Exercise directions: Copy each line of the listing below exactly.

Data records:
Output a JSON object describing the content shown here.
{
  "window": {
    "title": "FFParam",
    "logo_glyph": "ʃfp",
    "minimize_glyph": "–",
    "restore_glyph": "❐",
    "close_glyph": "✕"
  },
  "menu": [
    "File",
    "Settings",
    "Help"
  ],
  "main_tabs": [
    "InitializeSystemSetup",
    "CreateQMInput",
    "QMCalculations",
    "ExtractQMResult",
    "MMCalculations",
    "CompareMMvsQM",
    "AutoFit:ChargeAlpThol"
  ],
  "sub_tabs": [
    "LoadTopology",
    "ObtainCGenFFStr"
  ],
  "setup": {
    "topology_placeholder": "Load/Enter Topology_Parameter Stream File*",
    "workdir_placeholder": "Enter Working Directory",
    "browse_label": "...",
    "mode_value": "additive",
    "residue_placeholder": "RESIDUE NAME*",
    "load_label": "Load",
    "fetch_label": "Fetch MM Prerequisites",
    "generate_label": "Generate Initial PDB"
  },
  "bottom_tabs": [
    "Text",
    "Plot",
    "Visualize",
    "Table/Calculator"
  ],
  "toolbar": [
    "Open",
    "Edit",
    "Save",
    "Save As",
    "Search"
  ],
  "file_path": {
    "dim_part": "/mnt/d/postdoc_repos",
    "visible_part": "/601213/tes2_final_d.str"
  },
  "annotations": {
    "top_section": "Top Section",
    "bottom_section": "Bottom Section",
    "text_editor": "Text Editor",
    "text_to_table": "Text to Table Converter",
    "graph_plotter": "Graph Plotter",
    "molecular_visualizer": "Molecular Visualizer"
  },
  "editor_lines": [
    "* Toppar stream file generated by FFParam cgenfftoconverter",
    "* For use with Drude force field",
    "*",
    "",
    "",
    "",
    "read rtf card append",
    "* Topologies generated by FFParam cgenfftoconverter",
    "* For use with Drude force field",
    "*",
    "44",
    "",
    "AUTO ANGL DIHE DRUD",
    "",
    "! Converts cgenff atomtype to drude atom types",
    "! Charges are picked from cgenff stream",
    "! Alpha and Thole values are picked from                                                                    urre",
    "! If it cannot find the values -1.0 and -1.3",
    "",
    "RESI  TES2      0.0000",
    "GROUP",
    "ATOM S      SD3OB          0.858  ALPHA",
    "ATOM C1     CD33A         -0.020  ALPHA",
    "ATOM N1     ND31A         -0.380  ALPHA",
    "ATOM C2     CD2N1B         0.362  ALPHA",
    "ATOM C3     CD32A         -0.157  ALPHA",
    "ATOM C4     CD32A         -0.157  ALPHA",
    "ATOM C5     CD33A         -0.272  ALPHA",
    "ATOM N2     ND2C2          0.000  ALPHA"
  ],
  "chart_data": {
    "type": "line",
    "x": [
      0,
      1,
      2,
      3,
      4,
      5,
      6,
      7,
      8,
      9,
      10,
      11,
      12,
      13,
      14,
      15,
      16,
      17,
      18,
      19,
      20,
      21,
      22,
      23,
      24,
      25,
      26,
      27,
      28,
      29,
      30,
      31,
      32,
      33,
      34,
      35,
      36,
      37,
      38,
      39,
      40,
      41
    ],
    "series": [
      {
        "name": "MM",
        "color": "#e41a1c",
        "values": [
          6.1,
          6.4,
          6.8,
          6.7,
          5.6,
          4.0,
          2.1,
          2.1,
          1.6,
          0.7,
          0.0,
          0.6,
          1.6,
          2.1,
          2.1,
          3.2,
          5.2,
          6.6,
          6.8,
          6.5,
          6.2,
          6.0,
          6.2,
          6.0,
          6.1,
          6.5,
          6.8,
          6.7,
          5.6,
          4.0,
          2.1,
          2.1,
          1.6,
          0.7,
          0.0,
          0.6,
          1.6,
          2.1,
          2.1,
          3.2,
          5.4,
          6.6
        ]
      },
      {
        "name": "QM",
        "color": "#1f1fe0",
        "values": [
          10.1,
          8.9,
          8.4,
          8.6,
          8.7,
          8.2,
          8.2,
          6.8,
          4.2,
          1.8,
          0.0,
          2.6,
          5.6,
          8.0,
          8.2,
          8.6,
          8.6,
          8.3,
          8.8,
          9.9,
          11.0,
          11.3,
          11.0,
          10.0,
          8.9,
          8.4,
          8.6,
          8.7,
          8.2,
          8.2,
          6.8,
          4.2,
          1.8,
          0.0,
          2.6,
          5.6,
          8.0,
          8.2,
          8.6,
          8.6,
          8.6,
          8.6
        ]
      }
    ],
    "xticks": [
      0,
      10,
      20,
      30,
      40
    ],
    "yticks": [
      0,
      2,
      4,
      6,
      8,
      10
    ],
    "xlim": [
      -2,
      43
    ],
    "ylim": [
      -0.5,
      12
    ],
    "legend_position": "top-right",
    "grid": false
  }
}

Full response:
Output a JSON object describing the content shown here.
{
  "window": {
    "title": "FFParam",
    "logo_glyph": "ʃfp",
    "minimize_glyph": "–",
    "restore_glyph": "❐",
    "close_glyph": "✕"
  },
  "menu": [
    "File",
    "Settings",
    "Help"
  ],
  "main_tabs": [
    "InitializeSystemSetup",
    "CreateQMInput",
    "QMCalculations",
    "ExtractQMResult",
    "MMCalculations",
    "CompareMMvsQM",
    "AutoFit:ChargeAlpThol"
  ],
  "sub_tabs": [
    "LoadTopology",
    "ObtainCGenFFStr"
  ],
  "setup": {
    "topology_placeholder": "Load/Enter Topology_Parameter Stream File*",
    "workdir_placeholder": "Enter Working Directory",
    "browse_label": "...",
    "mode_value": "additive",
    "residue_placeholder": "RESIDUE NAME*",
    "load_label": "Load",
    "fetch_label": "Fetch MM Prerequisites",
    "generate_label": "Generate Initial PDB"
  },
  "bottom_tabs": [
    "Text",
    "Plot",
    "Visualize",
    "Table/Calculator"
  ],
  "toolbar": [
    "Open",
    "Edit",
    "Save",
    "Save As",
    "Search"
  ],
  "file_path": {
    "dim_part": "/mnt/d/postdoc_repos",
    "visible_part": "/601213/tes2_final_d.str"
  },
  "annotations": {
    "top_section": "Top Section",
    "bottom_section": "Bottom Section",
    "text_editor": "Text Editor",
    "text_to_table": "Text to Table Converter",
    "graph_plotter": "Graph Plotter",
    "molecular_visualizer": "Molecular Visualizer"
  },
  "editor_lines": [
    "* Toppar stream file generated by FFParam cgenfftoconverter",
    "* For use with Drude force field",
    "*",
    "",
    "",
    "",
    "read rtf card append",
    "* Topologies generated by FFParam cgenfftoconverter",
    "* For use with Drude force field",
    "*",
    "44",
    "",
    "AUTO ANGL DIHE DRUD",
    "",
    "! Converts cgenff atomtype to drude atom types",
    "! Charges are picked from cgenff stream",
    "! Alpha and Thole values are picked from                                                                    urre",
    "! If it cannot find the values -1.0 and -1.3",
    "",
    "RESI  TES2      0.0000",
    "GROUP",
    "ATOM S      SD3OB          0.858  ALPHA",
    "ATOM C1     CD33A         -0.020  ALPHA",
    "ATOM N1     ND31A         -0.380  ALPHA",
    "ATOM C2     CD2N1B         0.362  ALPHA",
    "ATOM C3     CD32A         -0.157  ALPHA",
    "ATOM C4     CD32A         -0.157  ALPHA",
    "ATOM C5     CD33A         -0.272  ALPHA",
    "ATOM N2     ND2C2          0.000  ALPHA"
  ],
  "chart_data": {
    "type": "line",
    "x": [
      0,
      1,
      2,
      3,
      4,
      5,
      6,
      7,
      8,
      9,
      10,
      11,
      12,
      13,
      14,
      15,
      16,
      17,
      18,
      19,
      20,
      21,
      22,
      23,
      24,
      25,
      26,
      27,
      28,
      29,
      30,
      31,
      32,
      33,
      34,
      35,
      36,
      37,
      38,
      39,
      40,
      41
    ],
    "series": [
      {
        "name": "MM",
        "color": "#e41a1c",
        "values": [
          6.1,
          6.4,
          6.8,
          6.7,
          5.6,
          4.0,
          2.1,
          2.1,
          1.6,
          0.7,
          0.0,
          0.6,
          1.6,
          2.1,
          2.1,
          3.2,
          5.2,
          6.6,
          6.8,
          6.5,
          6.2,
          6.0,
          6.2,
          6.0,
          6.1,
          6.5,
          6.8,
          6.7,
          5.6,
          4.0,
          2.1,
          2.1,
          1.6,
          0.7,
          0.0,
          0.6,
          1.6,
          2.1,
          2.1,
          3.2,
          5.4,
          6.6
        ]
      },
      {
        "name": "QM",
        "color": "#1f1fe0",
        "values": [
          10.1,
          8.9,
          8.4,
          8.6,
          8.7,
          8.2,
          8.2,
          6.8,
          4.2,
          1.8,
          0.0,
          2.6,
          5.6,
          8.0,
          8.2,
          8.6,
          8.6,
          8.3,
          8.8,
          9.9,
          11.0,
          11.3,
          11.0,
          10.0,
          8.9,
          8.4,
          8.6,
          8.7,
          8.2,
          8.2,
          6.8,
          4.2,
          1.8,
          0.0,
          2.6,
          5.6,
          8.0,
          8.2,
          8.6,
          8.6,
          8.6,
          8.6
        ]
      }
    ],
    "xticks": [
      0,
      10,
      20,
      30,
      40
    ],
    "yticks": [
      0,
      2,
      4,
      6,
      8,
      10
    ],
    "xlim": [
      -2,
      43
    ],
    "ylim": [
      -0.5,
      12
    ],
    "legend_position": "top-right",
    "grid": false
  }
}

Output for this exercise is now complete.